Given information section start

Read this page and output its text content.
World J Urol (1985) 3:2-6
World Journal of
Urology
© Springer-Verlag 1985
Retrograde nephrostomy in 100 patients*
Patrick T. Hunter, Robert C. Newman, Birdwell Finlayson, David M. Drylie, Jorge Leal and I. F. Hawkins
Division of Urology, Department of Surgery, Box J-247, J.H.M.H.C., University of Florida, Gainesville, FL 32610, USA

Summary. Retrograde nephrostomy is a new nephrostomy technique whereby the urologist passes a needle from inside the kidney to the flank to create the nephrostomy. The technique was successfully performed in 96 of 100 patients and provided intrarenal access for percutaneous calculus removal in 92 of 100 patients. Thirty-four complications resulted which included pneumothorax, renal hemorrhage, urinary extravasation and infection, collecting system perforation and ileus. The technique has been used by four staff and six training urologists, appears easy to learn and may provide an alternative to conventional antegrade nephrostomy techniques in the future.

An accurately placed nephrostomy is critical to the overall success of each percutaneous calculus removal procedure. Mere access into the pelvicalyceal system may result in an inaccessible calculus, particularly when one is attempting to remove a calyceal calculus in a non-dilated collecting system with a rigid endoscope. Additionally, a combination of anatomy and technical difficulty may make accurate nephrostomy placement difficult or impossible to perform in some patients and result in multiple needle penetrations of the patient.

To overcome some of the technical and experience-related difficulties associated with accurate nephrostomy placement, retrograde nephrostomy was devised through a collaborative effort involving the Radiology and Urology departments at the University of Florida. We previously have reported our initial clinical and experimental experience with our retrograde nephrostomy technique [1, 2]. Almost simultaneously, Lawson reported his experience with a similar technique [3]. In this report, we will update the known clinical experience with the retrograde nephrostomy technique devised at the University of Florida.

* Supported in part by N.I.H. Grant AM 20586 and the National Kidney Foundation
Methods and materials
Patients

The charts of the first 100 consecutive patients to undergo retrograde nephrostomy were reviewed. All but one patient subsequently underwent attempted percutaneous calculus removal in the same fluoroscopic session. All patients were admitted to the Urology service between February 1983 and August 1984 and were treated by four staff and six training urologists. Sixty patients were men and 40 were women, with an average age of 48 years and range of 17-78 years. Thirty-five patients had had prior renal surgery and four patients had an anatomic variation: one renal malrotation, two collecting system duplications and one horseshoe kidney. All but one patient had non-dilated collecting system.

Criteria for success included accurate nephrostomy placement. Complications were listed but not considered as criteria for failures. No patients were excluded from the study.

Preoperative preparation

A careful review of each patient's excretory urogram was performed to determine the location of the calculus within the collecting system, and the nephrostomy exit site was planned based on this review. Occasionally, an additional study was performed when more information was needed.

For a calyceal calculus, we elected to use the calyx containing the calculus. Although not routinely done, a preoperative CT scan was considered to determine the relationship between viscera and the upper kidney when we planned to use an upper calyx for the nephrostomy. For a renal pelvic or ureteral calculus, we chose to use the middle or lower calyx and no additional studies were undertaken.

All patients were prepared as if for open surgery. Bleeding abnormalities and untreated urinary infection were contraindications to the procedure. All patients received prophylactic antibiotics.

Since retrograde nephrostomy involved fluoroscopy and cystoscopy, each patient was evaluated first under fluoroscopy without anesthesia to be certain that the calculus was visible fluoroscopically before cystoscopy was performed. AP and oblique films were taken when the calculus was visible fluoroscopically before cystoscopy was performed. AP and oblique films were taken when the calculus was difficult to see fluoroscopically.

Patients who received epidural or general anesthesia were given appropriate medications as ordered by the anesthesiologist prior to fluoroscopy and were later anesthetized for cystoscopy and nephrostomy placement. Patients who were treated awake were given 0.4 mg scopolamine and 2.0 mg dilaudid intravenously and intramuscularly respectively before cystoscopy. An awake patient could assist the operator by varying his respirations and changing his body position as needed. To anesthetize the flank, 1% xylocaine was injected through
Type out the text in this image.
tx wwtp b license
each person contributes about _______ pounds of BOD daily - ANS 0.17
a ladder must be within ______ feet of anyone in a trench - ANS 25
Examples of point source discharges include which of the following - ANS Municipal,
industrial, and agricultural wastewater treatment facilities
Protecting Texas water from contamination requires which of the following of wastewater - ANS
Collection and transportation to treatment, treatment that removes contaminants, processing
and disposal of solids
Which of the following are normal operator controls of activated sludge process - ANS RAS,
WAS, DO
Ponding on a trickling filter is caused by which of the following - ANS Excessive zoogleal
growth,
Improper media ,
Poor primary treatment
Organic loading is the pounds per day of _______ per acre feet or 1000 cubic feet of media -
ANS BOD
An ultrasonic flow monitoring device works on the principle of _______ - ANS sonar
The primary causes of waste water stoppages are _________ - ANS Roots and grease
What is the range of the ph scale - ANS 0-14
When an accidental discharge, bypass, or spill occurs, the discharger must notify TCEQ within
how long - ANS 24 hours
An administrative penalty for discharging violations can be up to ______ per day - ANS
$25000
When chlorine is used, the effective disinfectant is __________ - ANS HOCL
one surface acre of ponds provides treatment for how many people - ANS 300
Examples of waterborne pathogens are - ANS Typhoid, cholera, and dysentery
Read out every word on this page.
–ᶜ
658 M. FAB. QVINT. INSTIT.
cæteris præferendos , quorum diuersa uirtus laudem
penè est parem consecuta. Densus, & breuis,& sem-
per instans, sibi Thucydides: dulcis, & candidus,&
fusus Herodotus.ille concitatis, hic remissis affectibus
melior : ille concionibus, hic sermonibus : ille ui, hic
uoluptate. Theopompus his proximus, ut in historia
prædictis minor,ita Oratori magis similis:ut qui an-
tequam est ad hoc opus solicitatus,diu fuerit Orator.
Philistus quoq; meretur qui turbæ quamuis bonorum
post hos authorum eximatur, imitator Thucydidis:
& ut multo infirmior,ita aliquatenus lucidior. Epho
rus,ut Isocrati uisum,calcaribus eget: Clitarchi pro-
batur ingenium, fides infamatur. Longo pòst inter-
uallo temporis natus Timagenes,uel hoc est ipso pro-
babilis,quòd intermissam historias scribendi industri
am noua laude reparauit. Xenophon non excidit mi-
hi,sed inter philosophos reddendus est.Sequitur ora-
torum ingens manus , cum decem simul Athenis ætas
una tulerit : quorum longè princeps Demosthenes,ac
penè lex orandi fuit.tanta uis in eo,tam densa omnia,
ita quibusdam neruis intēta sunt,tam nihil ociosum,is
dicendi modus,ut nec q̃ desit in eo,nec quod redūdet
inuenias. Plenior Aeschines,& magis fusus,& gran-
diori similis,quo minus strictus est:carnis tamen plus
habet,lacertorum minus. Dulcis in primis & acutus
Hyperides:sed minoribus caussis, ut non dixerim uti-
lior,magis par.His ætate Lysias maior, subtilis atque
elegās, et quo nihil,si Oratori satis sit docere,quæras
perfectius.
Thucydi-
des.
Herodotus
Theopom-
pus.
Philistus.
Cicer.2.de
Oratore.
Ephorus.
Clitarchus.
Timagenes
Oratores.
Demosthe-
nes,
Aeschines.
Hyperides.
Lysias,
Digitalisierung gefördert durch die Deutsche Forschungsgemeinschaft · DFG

Given information section end

→ **Task prompt**: Transcribe, in full, each record that appears above.

→ **Written reply**:
Read this page and output its text content.
World J Urol (1985) 3:2-6
World Journal of
Urology
© Springer-Verlag 1985
Retrograde nephrostomy in 100 patients*
Patrick T. Hunter, Robert C. Newman, Birdwell Finlayson, David M. Drylie, Jorge Leal and I. F. Hawkins
Division of Urology, Department of Surgery, Box J-247, J.H.M.H.C., University of Florida, Gainesville, FL 32610, USA

Summary. Retrograde nephrostomy is a new nephrostomy technique whereby the urologist passes a needle from inside the kidney to the flank to create the nephrostomy. The technique was successfully performed in 96 of 100 patients and provided intrarenal access for percutaneous calculus removal in 92 of 100 patients. Thirty-four complications resulted which included pneumothorax, renal hemorrhage, urinary extravasation and infection, collecting system perforation and ileus. The technique has been used by four staff and six training urologists, appears easy to learn and may provide an alternative to conventional antegrade nephrostomy techniques in the future.

An accurately placed nephrostomy is critical to the overall success of each percutaneous calculus removal procedure. Mere access into the pelvicalyceal system may result in an inaccessible calculus, particularly when one is attempting to remove a calyceal calculus in a non-dilated collecting system with a rigid endoscope. Additionally, a combination of anatomy and technical difficulty may make accurate nephrostomy placement difficult or impossible to perform in some patients and result in multiple needle penetrations of the patient.

To overcome some of the technical and experience-related difficulties associated with accurate nephrostomy placement, retrograde nephrostomy was devised through a collaborative effort involving the Radiology and Urology departments at the University of Florida. We previously have reported our initial clinical and experimental experience with our retrograde nephrostomy technique [1, 2]. Almost simultaneously, Lawson reported his experience with a similar technique [3]. In this report, we will update the known clinical experience with the retrograde nephrostomy technique devised at the University of Florida.

* Supported in part by N.I.H. Grant AM 20586 and the National Kidney Foundation
Methods and materials
Patients

The charts of the first 100 consecutive patients to undergo retrograde nephrostomy were reviewed. All but one patient subsequently underwent attempted percutaneous calculus removal in the same fluoroscopic session. All patients were admitted to the Urology service between February 1983 and August 1984 and were treated by four staff and six training urologists. Sixty patients were men and 40 were women, with an average age of 48 years and range of 17-78 years. Thirty-five patients had had prior renal surgery and four patients had an anatomic variation: one renal malrotation, two collecting system duplications and one horseshoe kidney. All but one patient had non-dilated collecting system.

Criteria for success included accurate nephrostomy placement. Complications were listed but not considered as criteria for failures. No patients were excluded from the study.

Preoperative preparation

A careful review of each patient's excretory urogram was performed to determine the location of the calculus within the collecting system, and the nephrostomy exit site was planned based on this review. Occasionally, an additional study was performed when more information was needed.

For a calyceal calculus, we elected to use the calyx containing the calculus. Although not routinely done, a preoperative CT scan was considered to determine the relationship between viscera and the upper kidney when we planned to use an upper calyx for the nephrostomy. For a renal pelvic or ureteral calculus, we chose to use the middle or lower calyx and no additional studies were undertaken.

All patients were prepared as if for open surgery. Bleeding abnormalities and untreated urinary infection were contraindications to the procedure. All patients received prophylactic antibiotics.

Since retrograde nephrostomy involved fluoroscopy and cystoscopy, each patient was evaluated first under fluoroscopy without anesthesia to be certain that the calculus was visible fluoroscopically before cystoscopy was performed. AP and oblique films were taken when the calculus was visible fluoroscopically before cystoscopy was performed. AP and oblique films were taken when the calculus was difficult to see fluoroscopically.

Patients who received epidural or general anesthesia were given appropriate medications as ordered by the anesthesiologist prior to fluoroscopy and were later anesthetized for cystoscopy and nephrostomy placement. Patients who were treated awake were given 0.4 mg scopolamine and 2.0 mg dilaudid intravenously and intramuscularly respectively before cystoscopy. An awake patient could assist the operator by varying his respirations and changing his body position as needed. To anesthetize the flank, 1% xylocaine was injected through
Type out the text in this image.
tx wwtp b license
each person contributes about _______ pounds of BOD daily - ANS 0.17
a ladder must be within ______ feet of anyone in a trench - ANS 25
Examples of point source discharges include which of the following - ANS Municipal,
industrial, and agricultural wastewater treatment facilities
Protecting Texas water from contamination requires which of the following of wastewater - ANS
Collection and transportation to treatment, treatment that removes contaminants, processing
and disposal of solids
Which of the following are normal operator controls of activated sludge process - ANS RAS,
WAS, DO
Ponding on a trickling filter is caused by which of the following - ANS Excessive zoogleal
growth,
Improper media ,
Poor primary treatment
Organic loading is the pounds per day of _______ per acre feet or 1000 cubic feet of media -
ANS BOD
An ultrasonic flow monitoring device works on the principle of _______ - ANS sonar
The primary causes of waste water stoppages are _________ - ANS Roots and grease
What is the range of the ph scale - ANS 0-14
When an accidental discharge, bypass, or spill occurs, the discharger must notify TCEQ within
how long - ANS 24 hours
An administrative penalty for discharging violations can be up to ______ per day - ANS
$25000
When chlorine is used, the effective disinfectant is __________ - ANS HOCL
one surface acre of ponds provides treatment for how many people - ANS 300
Examples of waterborne pathogens are - ANS Typhoid, cholera, and dysentery
Read out every word on this page.
–ᶜ
658 M. FAB. QVINT. INSTIT.
cæteris præferendos , quorum diuersa uirtus laudem
penè est parem consecuta. Densus, & breuis,& sem-
per instans, sibi Thucydides: dulcis, & candidus,&
fusus Herodotus.ille concitatis, hic remissis affectibus
melior : ille concionibus, hic sermonibus : ille ui, hic
uoluptate. Theopompus his proximus, ut in historia
prædictis minor,ita Oratori magis similis:ut qui an-
tequam est ad hoc opus solicitatus,diu fuerit Orator.
Philistus quoq; meretur qui turbæ quamuis bonorum
post hos authorum eximatur, imitator Thucydidis:
& ut multo infirmior,ita aliquatenus lucidior. Epho
rus,ut Isocrati uisum,calcaribus eget: Clitarchi pro-
batur ingenium, fides infamatur. Longo pòst inter-
uallo temporis natus Timagenes,uel hoc est ipso pro-
babilis,quòd intermissam historias scribendi industri
am noua laude reparauit. Xenophon non excidit mi-
hi,sed inter philosophos reddendus est.Sequitur ora-
torum ingens manus , cum decem simul Athenis ætas
una tulerit : quorum longè princeps Demosthenes,ac
penè lex orandi fuit.tanta uis in eo,tam densa omnia,
ita quibusdam neruis intēta sunt,tam nihil ociosum,is
dicendi modus,ut nec q̃ desit in eo,nec quod redūdet
inuenias. Plenior Aeschines,& magis fusus,& gran-
diori similis,quo minus strictus est:carnis tamen plus
habet,lacertorum minus. Dulcis in primis & acutus
Hyperides:sed minoribus caussis, ut non dixerim uti-
lior,magis par.His ætate Lysias maior, subtilis atque
elegās, et quo nihil,si Oratori satis sit docere,quæras
perfectius.
Thucydi-
des.
Herodotus
Theopom-
pus.
Philistus.
Cicer.2.de
Oratore.
Ephorus.
Clitarchus.
Timagenes
Oratores.
Demosthe-
nes,
Aeschines.
Hyperides.
Lysias,
Digitalisierung gefördert durch die Deutsche Forschungsgemeinschaft · DFG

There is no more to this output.